EXERCISE BRIEF:
All the data should come back exactly as it was given.

---------- RECORD LIST ----------

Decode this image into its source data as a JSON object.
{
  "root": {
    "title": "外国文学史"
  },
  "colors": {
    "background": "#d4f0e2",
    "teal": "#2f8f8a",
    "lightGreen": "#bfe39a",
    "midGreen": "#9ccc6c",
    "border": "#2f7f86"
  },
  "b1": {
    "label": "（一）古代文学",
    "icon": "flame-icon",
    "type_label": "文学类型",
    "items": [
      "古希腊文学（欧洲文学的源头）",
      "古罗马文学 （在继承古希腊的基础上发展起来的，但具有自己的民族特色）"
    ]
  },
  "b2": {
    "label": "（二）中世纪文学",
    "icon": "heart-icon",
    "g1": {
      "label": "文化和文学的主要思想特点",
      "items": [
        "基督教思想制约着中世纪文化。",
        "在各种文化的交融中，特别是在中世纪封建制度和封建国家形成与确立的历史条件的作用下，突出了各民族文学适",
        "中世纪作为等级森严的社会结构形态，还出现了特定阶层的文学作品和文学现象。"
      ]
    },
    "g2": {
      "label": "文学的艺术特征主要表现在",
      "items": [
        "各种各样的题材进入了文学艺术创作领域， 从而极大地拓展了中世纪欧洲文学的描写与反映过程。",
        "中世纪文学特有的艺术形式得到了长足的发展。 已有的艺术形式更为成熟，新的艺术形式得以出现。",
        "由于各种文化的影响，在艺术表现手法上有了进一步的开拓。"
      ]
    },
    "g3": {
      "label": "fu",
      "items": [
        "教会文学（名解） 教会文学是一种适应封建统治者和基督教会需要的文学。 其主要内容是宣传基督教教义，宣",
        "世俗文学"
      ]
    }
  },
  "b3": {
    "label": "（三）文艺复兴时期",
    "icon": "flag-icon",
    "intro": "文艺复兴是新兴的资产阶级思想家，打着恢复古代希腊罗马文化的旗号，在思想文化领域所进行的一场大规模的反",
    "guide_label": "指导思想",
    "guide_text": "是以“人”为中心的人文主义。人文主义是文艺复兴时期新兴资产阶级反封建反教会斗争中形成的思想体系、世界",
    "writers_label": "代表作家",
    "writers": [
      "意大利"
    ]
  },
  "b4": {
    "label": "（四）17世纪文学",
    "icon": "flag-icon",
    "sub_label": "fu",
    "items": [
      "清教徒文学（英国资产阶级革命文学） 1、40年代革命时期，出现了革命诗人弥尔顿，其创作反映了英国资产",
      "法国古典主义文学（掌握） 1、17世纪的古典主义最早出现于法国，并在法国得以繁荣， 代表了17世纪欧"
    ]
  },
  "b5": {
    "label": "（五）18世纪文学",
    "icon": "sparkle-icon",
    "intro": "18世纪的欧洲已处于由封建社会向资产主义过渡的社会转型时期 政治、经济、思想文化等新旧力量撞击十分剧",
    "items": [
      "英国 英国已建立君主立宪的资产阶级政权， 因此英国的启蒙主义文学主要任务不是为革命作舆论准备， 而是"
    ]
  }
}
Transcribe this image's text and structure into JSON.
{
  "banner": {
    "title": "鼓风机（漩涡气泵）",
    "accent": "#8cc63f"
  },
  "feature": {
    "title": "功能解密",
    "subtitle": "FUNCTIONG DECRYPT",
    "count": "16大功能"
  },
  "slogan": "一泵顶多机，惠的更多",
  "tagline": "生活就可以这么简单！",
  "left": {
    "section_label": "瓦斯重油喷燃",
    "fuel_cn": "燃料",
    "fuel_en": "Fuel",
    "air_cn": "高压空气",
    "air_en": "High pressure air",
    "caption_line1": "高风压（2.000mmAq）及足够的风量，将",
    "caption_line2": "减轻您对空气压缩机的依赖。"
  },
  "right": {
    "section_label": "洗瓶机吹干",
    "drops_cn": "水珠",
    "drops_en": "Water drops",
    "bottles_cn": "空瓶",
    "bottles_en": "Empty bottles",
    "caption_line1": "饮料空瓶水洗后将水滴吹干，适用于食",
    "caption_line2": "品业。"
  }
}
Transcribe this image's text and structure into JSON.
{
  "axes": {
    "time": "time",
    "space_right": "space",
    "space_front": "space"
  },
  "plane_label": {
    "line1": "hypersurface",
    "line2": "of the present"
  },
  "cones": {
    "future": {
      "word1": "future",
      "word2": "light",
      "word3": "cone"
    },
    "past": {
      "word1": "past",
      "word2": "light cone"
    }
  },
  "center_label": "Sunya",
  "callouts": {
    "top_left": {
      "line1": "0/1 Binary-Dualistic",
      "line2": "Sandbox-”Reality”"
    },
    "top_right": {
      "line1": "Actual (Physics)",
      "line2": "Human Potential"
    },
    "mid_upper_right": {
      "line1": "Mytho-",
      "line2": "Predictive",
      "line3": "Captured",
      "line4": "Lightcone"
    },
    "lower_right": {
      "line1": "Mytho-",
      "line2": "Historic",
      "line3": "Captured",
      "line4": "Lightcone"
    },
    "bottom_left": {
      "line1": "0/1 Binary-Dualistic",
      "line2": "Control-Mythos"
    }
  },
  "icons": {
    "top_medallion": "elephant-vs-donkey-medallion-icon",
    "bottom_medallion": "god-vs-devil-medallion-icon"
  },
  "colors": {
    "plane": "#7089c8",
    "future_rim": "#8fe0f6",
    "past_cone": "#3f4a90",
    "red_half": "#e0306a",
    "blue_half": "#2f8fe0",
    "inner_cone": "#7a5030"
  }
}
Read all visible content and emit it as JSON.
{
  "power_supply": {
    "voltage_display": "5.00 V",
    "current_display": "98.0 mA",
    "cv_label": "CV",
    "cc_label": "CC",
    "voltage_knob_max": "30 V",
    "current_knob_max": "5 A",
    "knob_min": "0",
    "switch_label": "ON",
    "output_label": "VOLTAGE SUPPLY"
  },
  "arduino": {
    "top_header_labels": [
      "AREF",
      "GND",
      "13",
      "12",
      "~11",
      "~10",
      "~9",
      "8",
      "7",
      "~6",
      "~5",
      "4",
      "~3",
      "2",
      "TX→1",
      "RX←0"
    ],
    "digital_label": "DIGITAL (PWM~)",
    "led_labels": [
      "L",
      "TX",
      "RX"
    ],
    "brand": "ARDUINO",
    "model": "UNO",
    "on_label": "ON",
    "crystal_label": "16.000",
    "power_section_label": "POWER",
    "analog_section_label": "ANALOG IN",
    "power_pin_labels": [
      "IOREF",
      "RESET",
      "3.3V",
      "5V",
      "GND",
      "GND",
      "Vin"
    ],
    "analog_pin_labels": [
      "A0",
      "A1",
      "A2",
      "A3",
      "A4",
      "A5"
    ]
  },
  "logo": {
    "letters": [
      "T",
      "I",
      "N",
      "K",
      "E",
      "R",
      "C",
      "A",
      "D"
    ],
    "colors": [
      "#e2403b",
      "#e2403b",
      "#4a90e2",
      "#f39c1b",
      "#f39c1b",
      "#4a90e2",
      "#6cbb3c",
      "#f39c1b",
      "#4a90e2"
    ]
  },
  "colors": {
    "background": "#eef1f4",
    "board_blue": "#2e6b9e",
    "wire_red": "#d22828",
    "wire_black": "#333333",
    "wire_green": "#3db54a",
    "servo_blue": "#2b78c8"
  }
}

----------

TASK RESULT:
Decode this image into its source data as a JSON object.
{
  "root": {
    "title": "外国文学史"
  },
  "colors": {
    "background": "#d4f0e2",
    "teal": "#2f8f8a",
    "lightGreen": "#bfe39a",
    "midGreen": "#9ccc6c",
    "border": "#2f7f86"
  },
  "b1": {
    "label": "（一）古代文学",
    "icon": "flame-icon",
    "type_label": "文学类型",
    "items": [
      "古希腊文学（欧洲文学的源头）",
      "古罗马文学 （在继承古希腊的基础上发展起来的，但具有自己的民族特色）"
    ]
  },
  "b2": {
    "label": "（二）中世纪文学",
    "icon": "heart-icon",
    "g1": {
      "label": "文化和文学的主要思想特点",
      "items": [
        "基督教思想制约着中世纪文化。",
        "在各种文化的交融中，特别是在中世纪封建制度和封建国家形成与确立的历史条件的作用下，突出了各民族文学适",
        "中世纪作为等级森严的社会结构形态，还出现了特定阶层的文学作品和文学现象。"
      ]
    },
    "g2": {
      "label": "文学的艺术特征主要表现在",
      "items": [
        "各种各样的题材进入了文学艺术创作领域， 从而极大地拓展了中世纪欧洲文学的描写与反映过程。",
        "中世纪文学特有的艺术形式得到了长足的发展。 已有的艺术形式更为成熟，新的艺术形式得以出现。",
        "由于各种文化的影响，在艺术表现手法上有了进一步的开拓。"
      ]
    },
    "g3": {
      "label": "fu",
      "items": [
        "教会文学（名解） 教会文学是一种适应封建统治者和基督教会需要的文学。 其主要内容是宣传基督教教义，宣",
        "世俗文学"
      ]
    }
  },
  "b3": {
    "label": "（三）文艺复兴时期",
    "icon": "flag-icon",
    "intro": "文艺复兴是新兴的资产阶级思想家，打着恢复古代希腊罗马文化的旗号，在思想文化领域所进行的一场大规模的反",
    "guide_label": "指导思想",
    "guide_text": "是以“人”为中心的人文主义。人文主义是文艺复兴时期新兴资产阶级反封建反教会斗争中形成的思想体系、世界",
    "writers_label": "代表作家",
    "writers": [
      "意大利"
    ]
  },
  "b4": {
    "label": "（四）17世纪文学",
    "icon": "flag-icon",
    "sub_label": "fu",
    "items": [
      "清教徒文学（英国资产阶级革命文学） 1、40年代革命时期，出现了革命诗人弥尔顿，其创作反映了英国资产",
      "法国古典主义文学（掌握） 1、17世纪的古典主义最早出现于法国，并在法国得以繁荣， 代表了17世纪欧"
    ]
  },
  "b5": {
    "label": "（五）18世纪文学",
    "icon": "sparkle-icon",
    "intro": "18世纪的欧洲已处于由封建社会向资产主义过渡的社会转型时期 政治、经济、思想文化等新旧力量撞击十分剧",
    "items": [
      "英国 英国已建立君主立宪的资产阶级政权， 因此英国的启蒙主义文学主要任务不是为革命作舆论准备， 而是"
    ]
  }
}
Transcribe this image's text and structure into JSON.
{
  "banner": {
    "title": "鼓风机（漩涡气泵）",
    "accent": "#8cc63f"
  },
  "feature": {
    "title": "功能解密",
    "subtitle": "FUNCTIONG DECRYPT",
    "count": "16大功能"
  },
  "slogan": "一泵顶多机，惠的更多",
  "tagline": "生活就可以这么简单！",
  "left": {
    "section_label": "瓦斯重油喷燃",
    "fuel_cn": "燃料",
    "fuel_en": "Fuel",
    "air_cn": "高压空气",
    "air_en": "High pressure air",
    "caption_line1": "高风压（2.000mmAq）及足够的风量，将",
    "caption_line2": "减轻您对空气压缩机的依赖。"
  },
  "right": {
    "section_label": "洗瓶机吹干",
    "drops_cn": "水珠",
    "drops_en": "Water drops",
    "bottles_cn": "空瓶",
    "bottles_en": "Empty bottles",
    "caption_line1": "饮料空瓶水洗后将水滴吹干，适用于食",
    "caption_line2": "品业。"
  }
}
Transcribe this image's text and structure into JSON.
{
  "axes": {
    "time": "time",
    "space_right": "space",
    "space_front": "space"
  },
  "plane_label": {
    "line1": "hypersurface",
    "line2": "of the present"
  },
  "cones": {
    "future": {
      "word1": "future",
      "word2": "light",
      "word3": "cone"
    },
    "past": {
      "word1": "past",
      "word2": "light cone"
    }
  },
  "center_label": "Sunya",
  "callouts": {
    "top_left": {
      "line1": "0/1 Binary-Dualistic",
      "line2": "Sandbox-”Reality”"
    },
    "top_right": {
      "line1": "Actual (Physics)",
      "line2": "Human Potential"
    },
    "mid_upper_right": {
      "line1": "Mytho-",
      "line2": "Predictive",
      "line3": "Captured",
      "line4": "Lightcone"
    },
    "lower_right": {
      "line1": "Mytho-",
      "line2": "Historic",
      "line3": "Captured",
      "line4": "Lightcone"
    },
    "bottom_left": {
      "line1": "0/1 Binary-Dualistic",
      "line2": "Control-Mythos"
    }
  },
  "icons": {
    "top_medallion": "elephant-vs-donkey-medallion-icon",
    "bottom_medallion": "god-vs-devil-medallion-icon"
  },
  "colors": {
    "plane": "#7089c8",
    "future_rim": "#8fe0f6",
    "past_cone": "#3f4a90",
    "red_half": "#e0306a",
    "blue_half": "#2f8fe0",
    "inner_cone": "#7a5030"
  }
}
Read all visible content and emit it as JSON.
{
  "power_supply": {
    "voltage_display": "5.00 V",
    "current_display": "98.0 mA",
    "cv_label": "CV",
    "cc_label": "CC",
    "voltage_knob_max": "30 V",
    "current_knob_max": "5 A",
    "knob_min": "0",
    "switch_label": "ON",
    "output_label": "VOLTAGE SUPPLY"
  },
  "arduino": {
    "top_header_labels": [
      "AREF",
      "GND",
      "13",
      "12",
      "~11",
      "~10",
      "~9",
      "8",
      "7",
      "~6",
      "~5",
      "4",
      "~3",
      "2",
      "TX→1",
      "RX←0"
    ],
    "digital_label": "DIGITAL (PWM~)",
    "led_labels": [
      "L",
      "TX",
      "RX"
    ],
    "brand": "ARDUINO",
    "model": "UNO",
    "on_label": "ON",
    "crystal_label": "16.000",
    "power_section_label": "POWER",
    "analog_section_label": "ANALOG IN",
    "power_pin_labels": [
      "IOREF",
      "RESET",
      "3.3V",
      "5V",
      "GND",
      "GND",
      "Vin"
    ],
    "analog_pin_labels": [
      "A0",
      "A1",
      "A2",
      "A3",
      "A4",
      "A5"
    ]
  },
  "logo": {
    "letters": [
      "T",
      "I",
      "N",
      "K",
      "E",
      "R",
      "C",
      "A",
      "D"
    ],
    "colors": [
      "#e2403b",
      "#e2403b",
      "#4a90e2",
      "#f39c1b",
      "#f39c1b",
      "#4a90e2",
      "#6cbb3c",
      "#f39c1b",
      "#4a90e2"
    ]
  },
  "colors": {
    "background": "#eef1f4",
    "board_blue": "#2e6b9e",
    "wire_red": "#d22828",
    "wire_black": "#333333",
    "wire_green": "#3db54a",
    "servo_blue": "#2b78c8"
  }
}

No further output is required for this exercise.